- [GIVEN EXERCISE]:
Make an exact copy of each entry, leaving out every picture.

Stored data entries
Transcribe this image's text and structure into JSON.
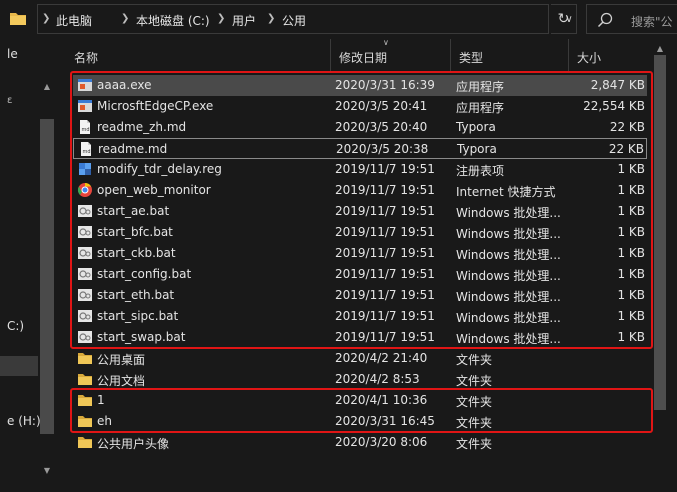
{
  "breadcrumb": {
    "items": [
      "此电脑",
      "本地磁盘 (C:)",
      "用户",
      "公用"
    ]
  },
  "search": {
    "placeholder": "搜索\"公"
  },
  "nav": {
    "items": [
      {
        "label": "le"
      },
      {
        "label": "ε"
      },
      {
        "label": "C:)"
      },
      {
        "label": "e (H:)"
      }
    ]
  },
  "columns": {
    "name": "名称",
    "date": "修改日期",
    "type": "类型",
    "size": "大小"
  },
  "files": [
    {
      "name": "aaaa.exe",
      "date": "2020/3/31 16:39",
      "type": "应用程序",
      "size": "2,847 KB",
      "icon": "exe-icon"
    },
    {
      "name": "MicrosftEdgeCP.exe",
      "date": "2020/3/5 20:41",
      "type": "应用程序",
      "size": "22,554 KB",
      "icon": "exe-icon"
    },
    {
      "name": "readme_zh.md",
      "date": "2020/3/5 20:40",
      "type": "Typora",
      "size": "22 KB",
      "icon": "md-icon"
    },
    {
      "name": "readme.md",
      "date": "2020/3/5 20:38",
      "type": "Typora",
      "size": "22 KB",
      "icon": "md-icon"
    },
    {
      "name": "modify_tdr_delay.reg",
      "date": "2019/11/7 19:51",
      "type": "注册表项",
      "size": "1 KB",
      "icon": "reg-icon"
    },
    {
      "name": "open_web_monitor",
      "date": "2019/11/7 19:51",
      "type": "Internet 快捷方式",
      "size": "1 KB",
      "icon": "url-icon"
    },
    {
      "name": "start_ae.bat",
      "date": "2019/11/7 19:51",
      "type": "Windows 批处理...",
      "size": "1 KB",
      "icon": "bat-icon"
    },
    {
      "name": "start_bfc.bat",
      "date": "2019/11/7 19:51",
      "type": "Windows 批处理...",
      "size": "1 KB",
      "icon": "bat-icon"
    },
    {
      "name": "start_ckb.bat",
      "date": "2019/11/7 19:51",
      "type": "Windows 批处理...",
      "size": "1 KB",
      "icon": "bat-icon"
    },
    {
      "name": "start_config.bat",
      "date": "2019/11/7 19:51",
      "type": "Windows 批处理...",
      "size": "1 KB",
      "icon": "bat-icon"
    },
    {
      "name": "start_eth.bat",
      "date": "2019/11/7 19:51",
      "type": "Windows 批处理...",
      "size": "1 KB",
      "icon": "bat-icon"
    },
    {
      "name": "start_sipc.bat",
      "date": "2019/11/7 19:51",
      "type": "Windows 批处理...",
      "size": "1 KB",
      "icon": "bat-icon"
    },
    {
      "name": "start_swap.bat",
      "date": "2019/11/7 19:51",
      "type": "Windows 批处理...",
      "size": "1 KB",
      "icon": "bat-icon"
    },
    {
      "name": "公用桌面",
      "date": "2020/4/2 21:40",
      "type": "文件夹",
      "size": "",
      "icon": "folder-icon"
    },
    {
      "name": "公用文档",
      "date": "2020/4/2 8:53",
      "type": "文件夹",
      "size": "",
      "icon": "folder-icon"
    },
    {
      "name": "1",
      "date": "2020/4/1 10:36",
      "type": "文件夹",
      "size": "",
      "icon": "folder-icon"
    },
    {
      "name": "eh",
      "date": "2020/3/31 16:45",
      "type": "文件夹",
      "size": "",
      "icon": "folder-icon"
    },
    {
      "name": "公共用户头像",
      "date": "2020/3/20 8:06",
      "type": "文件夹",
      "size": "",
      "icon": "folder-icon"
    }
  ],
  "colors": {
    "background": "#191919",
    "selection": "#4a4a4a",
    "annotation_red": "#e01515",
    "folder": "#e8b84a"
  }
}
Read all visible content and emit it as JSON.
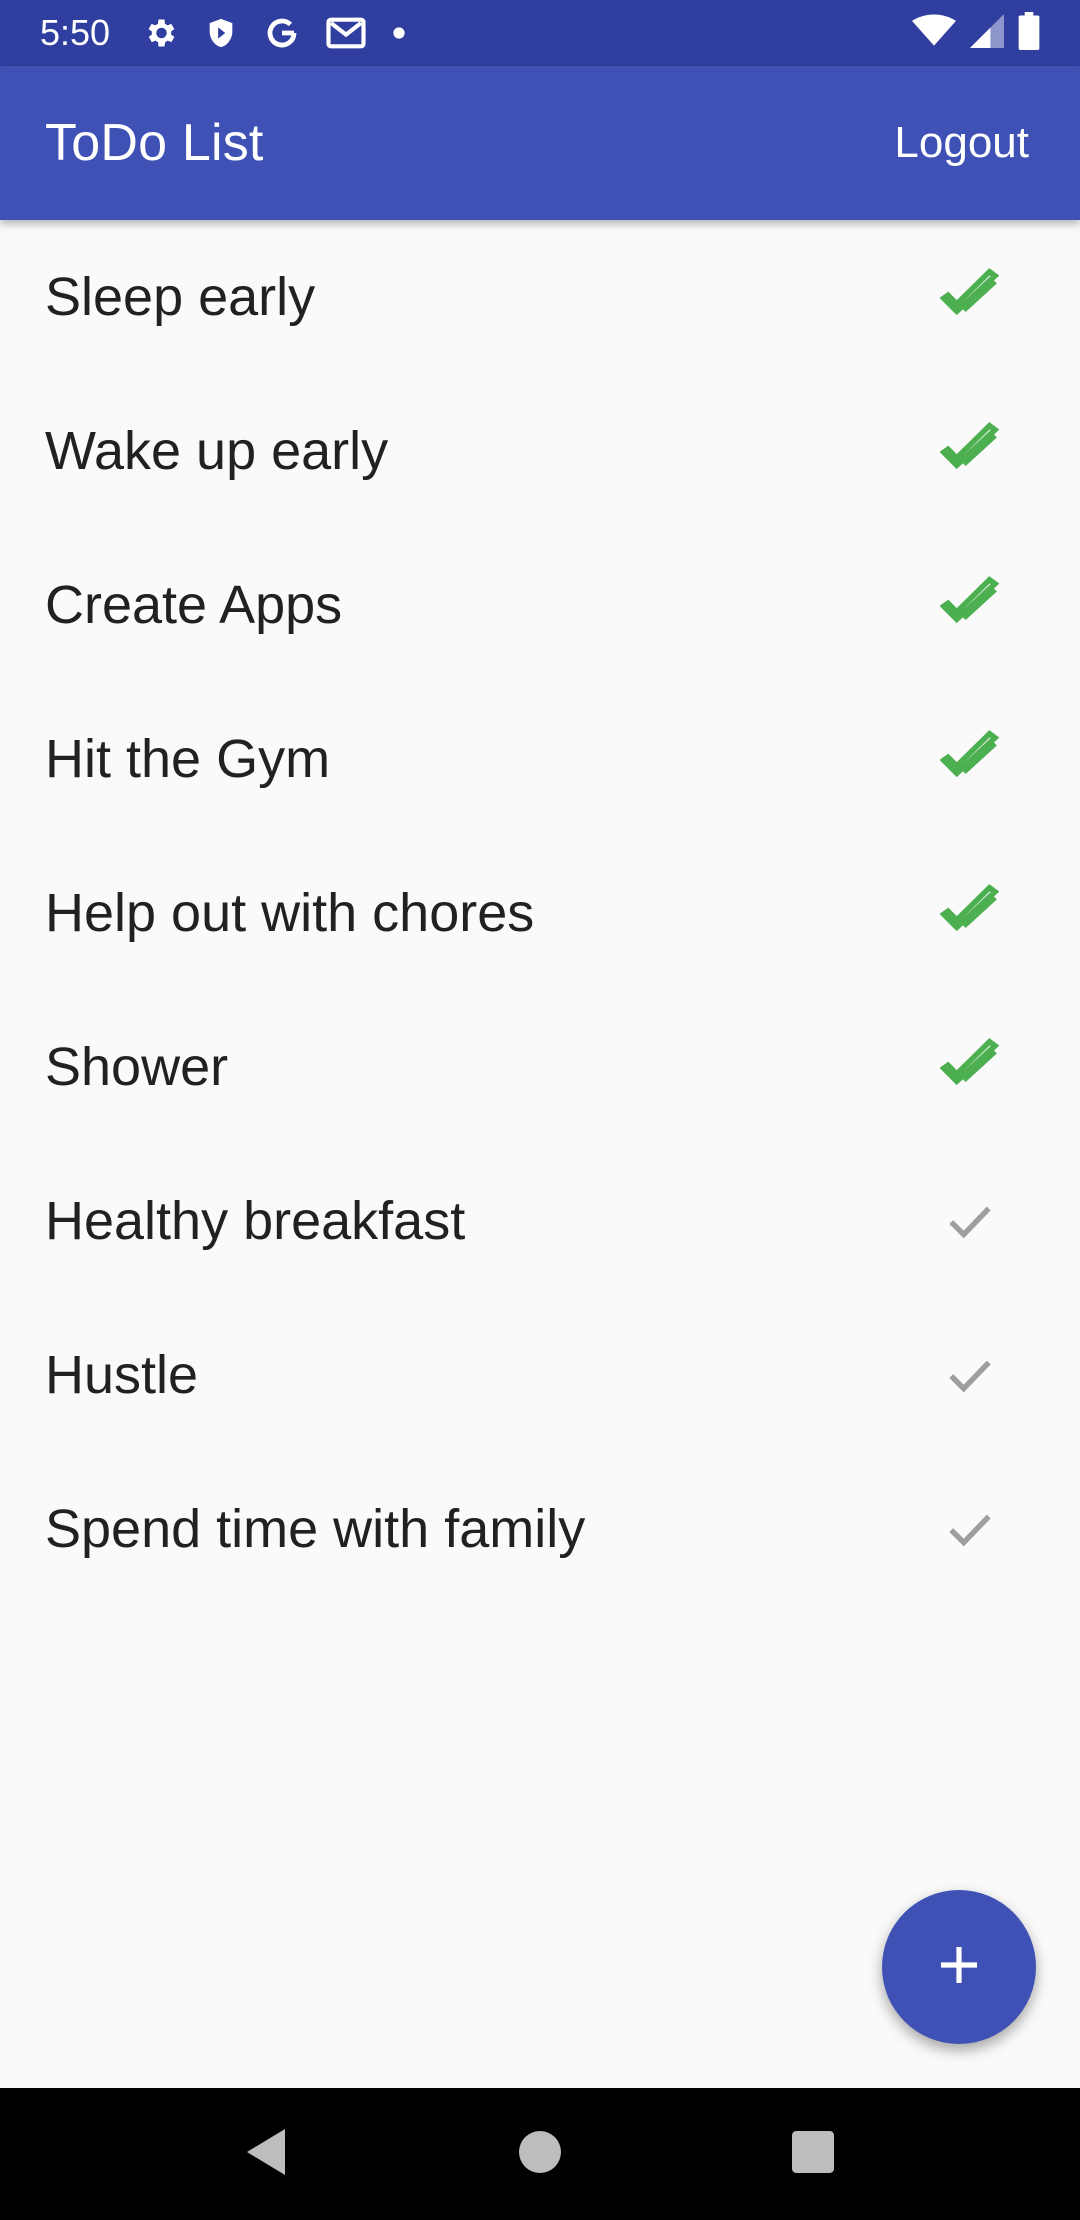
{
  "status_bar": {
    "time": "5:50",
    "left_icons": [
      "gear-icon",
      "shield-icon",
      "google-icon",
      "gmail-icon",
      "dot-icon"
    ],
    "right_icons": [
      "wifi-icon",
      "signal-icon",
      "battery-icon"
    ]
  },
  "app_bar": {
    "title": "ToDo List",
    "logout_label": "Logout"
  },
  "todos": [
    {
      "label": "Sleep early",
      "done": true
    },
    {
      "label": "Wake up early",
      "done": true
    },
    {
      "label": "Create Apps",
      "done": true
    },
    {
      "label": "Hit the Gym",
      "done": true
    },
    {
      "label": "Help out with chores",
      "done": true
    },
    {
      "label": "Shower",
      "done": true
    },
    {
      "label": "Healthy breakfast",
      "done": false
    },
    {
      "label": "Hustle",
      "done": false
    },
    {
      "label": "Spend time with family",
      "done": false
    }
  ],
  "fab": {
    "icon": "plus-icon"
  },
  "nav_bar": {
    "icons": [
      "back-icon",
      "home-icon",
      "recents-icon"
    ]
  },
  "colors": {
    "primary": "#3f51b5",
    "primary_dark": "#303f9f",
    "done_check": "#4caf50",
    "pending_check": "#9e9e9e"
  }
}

- [EXERCISE OUTPUT]:
Transcribe this image's text and structure into JSON.
{
  "breadcrumb": {
    "items": [
      "此电脑",
      "本地磁盘 (C:)",
      "用户",
      "公用"
    ]
  },
  "search": {
    "placeholder": "搜索\"公"
  },
  "nav": {
    "items": [
      {
        "label": "le"
      },
      {
        "label": "ε"
      },
      {
        "label": "C:)"
      },
      {
        "label": "e (H:)"
      }
    ]
  },
  "columns": {
    "name": "名称",
    "date": "修改日期",
    "type": "类型",
    "size": "大小"
  },
  "files": [
    {
      "name": "aaaa.exe",
      "date": "2020/3/31 16:39",
      "type": "应用程序",
      "size": "2,847 KB",
      "icon": "exe-icon"
    },
    {
      "name": "MicrosftEdgeCP.exe",
      "date": "2020/3/5 20:41",
      "type": "应用程序",
      "size": "22,554 KB",
      "icon": "exe-icon"
    },
    {
      "name": "readme_zh.md",
      "date": "2020/3/5 20:40",
      "type": "Typora",
      "size": "22 KB",
      "icon": "md-icon"
    },
    {
      "name": "readme.md",
      "date": "2020/3/5 20:38",
      "type": "Typora",
      "size": "22 KB",
      "icon": "md-icon"
    },
    {
      "name": "modify_tdr_delay.reg",
      "date": "2019/11/7 19:51",
      "type": "注册表项",
      "size": "1 KB",
      "icon": "reg-icon"
    },
    {
      "name": "open_web_monitor",
      "date": "2019/11/7 19:51",
      "type": "Internet 快捷方式",
      "size": "1 KB",
      "icon": "url-icon"
    },
    {
      "name": "start_ae.bat",
      "date": "2019/11/7 19:51",
      "type": "Windows 批处理...",
      "size": "1 KB",
      "icon": "bat-icon"
    },
    {
      "name": "start_bfc.bat",
      "date": "2019/11/7 19:51",
      "type": "Windows 批处理...",
      "size": "1 KB",
      "icon": "bat-icon"
    },
    {
      "name": "start_ckb.bat",
      "date": "2019/11/7 19:51",
      "type": "Windows 批处理...",
      "size": "1 KB",
      "icon": "bat-icon"
    },
    {
      "name": "start_config.bat",
      "date": "2019/11/7 19:51",
      "type": "Windows 批处理...",
      "size": "1 KB",
      "icon": "bat-icon"
    },
    {
      "name": "start_eth.bat",
      "date": "2019/11/7 19:51",
      "type": "Windows 批处理...",
      "size": "1 KB",
      "icon": "bat-icon"
    },
    {
      "name": "start_sipc.bat",
      "date": "2019/11/7 19:51",
      "type": "Windows 批处理...",
      "size": "1 KB",
      "icon": "bat-icon"
    },
    {
      "name": "start_swap.bat",
      "date": "2019/11/7 19:51",
      "type": "Windows 批处理...",
      "size": "1 KB",
      "icon": "bat-icon"
    },
    {
      "name": "公用桌面",
      "date": "2020/4/2 21:40",
      "type": "文件夹",
      "size": "",
      "icon": "folder-icon"
    },
    {
      "name": "公用文档",
      "date": "2020/4/2 8:53",
      "type": "文件夹",
      "size": "",
      "icon": "folder-icon"
    },
    {
      "name": "1",
      "date": "2020/4/1 10:36",
      "type": "文件夹",
      "size": "",
      "icon": "folder-icon"
    },
    {
      "name": "eh",
      "date": "2020/3/31 16:45",
      "type": "文件夹",
      "size": "",
      "icon": "folder-icon"
    },
    {
      "name": "公共用户头像",
      "date": "2020/3/20 8:06",
      "type": "文件夹",
      "size": "",
      "icon": "folder-icon"
    }
  ],
  "colors": {
    "background": "#191919",
    "selection": "#4a4a4a",
    "annotation_red": "#e01515",
    "folder": "#e8b84a"
  }
}
Read all visible content and emit it as JSON.
{
  "status_bar": {
    "time": "5:50",
    "left_icons": [
      "gear-icon",
      "shield-icon",
      "google-icon",
      "gmail-icon",
      "dot-icon"
    ],
    "right_icons": [
      "wifi-icon",
      "signal-icon",
      "battery-icon"
    ]
  },
  "app_bar": {
    "title": "ToDo List",
    "logout_label": "Logout"
  },
  "todos": [
    {
      "label": "Sleep early",
      "done": true
    },
    {
      "label": "Wake up early",
      "done": true
    },
    {
      "label": "Create Apps",
      "done": true
    },
    {
      "label": "Hit the Gym",
      "done": true
    },
    {
      "label": "Help out with chores",
      "done": true
    },
    {
      "label": "Shower",
      "done": true
    },
    {
      "label": "Healthy breakfast",
      "done": false
    },
    {
      "label": "Hustle",
      "done": false
    },
    {
      "label": "Spend time with family",
      "done": false
    }
  ],
  "fab": {
    "icon": "plus-icon"
  },
  "nav_bar": {
    "icons": [
      "back-icon",
      "home-icon",
      "recents-icon"
    ]
  },
  "colors": {
    "primary": "#3f51b5",
    "primary_dark": "#303f9f",
    "done_check": "#4caf50",
    "pending_check": "#9e9e9e"
  }
}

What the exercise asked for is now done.